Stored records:
-=-=-=-=-

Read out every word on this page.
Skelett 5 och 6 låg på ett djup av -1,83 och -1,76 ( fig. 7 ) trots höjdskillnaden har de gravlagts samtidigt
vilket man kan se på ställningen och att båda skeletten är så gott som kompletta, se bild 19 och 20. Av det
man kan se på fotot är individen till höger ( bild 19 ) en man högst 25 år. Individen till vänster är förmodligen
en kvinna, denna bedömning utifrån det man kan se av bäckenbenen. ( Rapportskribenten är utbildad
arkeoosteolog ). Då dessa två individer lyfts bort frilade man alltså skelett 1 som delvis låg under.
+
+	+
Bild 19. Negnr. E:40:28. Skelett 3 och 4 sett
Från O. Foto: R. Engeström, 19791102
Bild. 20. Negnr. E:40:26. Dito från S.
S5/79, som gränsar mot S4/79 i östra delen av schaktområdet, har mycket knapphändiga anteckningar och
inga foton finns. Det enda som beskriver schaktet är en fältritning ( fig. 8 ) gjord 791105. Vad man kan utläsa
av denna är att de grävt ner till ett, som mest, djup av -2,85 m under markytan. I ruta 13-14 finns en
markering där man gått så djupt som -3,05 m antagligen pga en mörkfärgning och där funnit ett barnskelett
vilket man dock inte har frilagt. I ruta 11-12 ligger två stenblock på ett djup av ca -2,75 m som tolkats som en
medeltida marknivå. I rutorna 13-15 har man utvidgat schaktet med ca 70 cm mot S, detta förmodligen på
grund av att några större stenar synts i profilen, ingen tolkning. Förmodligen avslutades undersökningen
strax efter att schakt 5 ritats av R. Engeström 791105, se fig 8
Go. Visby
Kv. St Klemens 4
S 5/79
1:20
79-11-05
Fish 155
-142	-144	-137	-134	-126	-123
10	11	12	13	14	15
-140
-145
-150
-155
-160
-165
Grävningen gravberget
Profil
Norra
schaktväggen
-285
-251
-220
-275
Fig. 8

-=-=-=-=-

Restate the listing above word for word.

#### [Exercise solution]
Read out every word on this page.
Skelett 5 och 6 låg på ett djup av -1,83 och -1,76 ( fig. 7 ) trots höjdskillnaden har de gravlagts samtidigt
vilket man kan se på ställningen och att båda skeletten är så gott som kompletta, se bild 19 och 20. Av det
man kan se på fotot är individen till höger ( bild 19 ) en man högst 25 år. Individen till vänster är förmodligen
en kvinna, denna bedömning utifrån det man kan se av bäckenbenen. ( Rapportskribenten är utbildad
arkeoosteolog ). Då dessa två individer lyfts bort frilade man alltså skelett 1 som delvis låg under.
+
+	+
Bild 19. Negnr. E:40:28. Skelett 3 och 4 sett
Från O. Foto: R. Engeström, 19791102
Bild. 20. Negnr. E:40:26. Dito från S.
S5/79, som gränsar mot S4/79 i östra delen av schaktområdet, har mycket knapphändiga anteckningar och
inga foton finns. Det enda som beskriver schaktet är en fältritning ( fig. 8 ) gjord 791105. Vad man kan utläsa
av denna är att de grävt ner till ett, som mest, djup av -2,85 m under markytan. I ruta 13-14 finns en
markering där man gått så djupt som -3,05 m antagligen pga en mörkfärgning och där funnit ett barnskelett
vilket man dock inte har frilagt. I ruta 11-12 ligger två stenblock på ett djup av ca -2,75 m som tolkats som en
medeltida marknivå. I rutorna 13-15 har man utvidgat schaktet med ca 70 cm mot S, detta förmodligen på
grund av att några större stenar synts i profilen, ingen tolkning. Förmodligen avslutades undersökningen
strax efter att schakt 5 ritats av R. Engeström 791105, se fig 8
Go. Visby
Kv. St Klemens 4
S 5/79
1:20
79-11-05
Fish 155
-142	-144	-137	-134	-126	-123
10	11	12	13	14	15
-140
-145
-150
-155
-160
-165
Grävningen gravberget
Profil
Norra
schaktväggen
-285
-251
-220
-275
Fig. 8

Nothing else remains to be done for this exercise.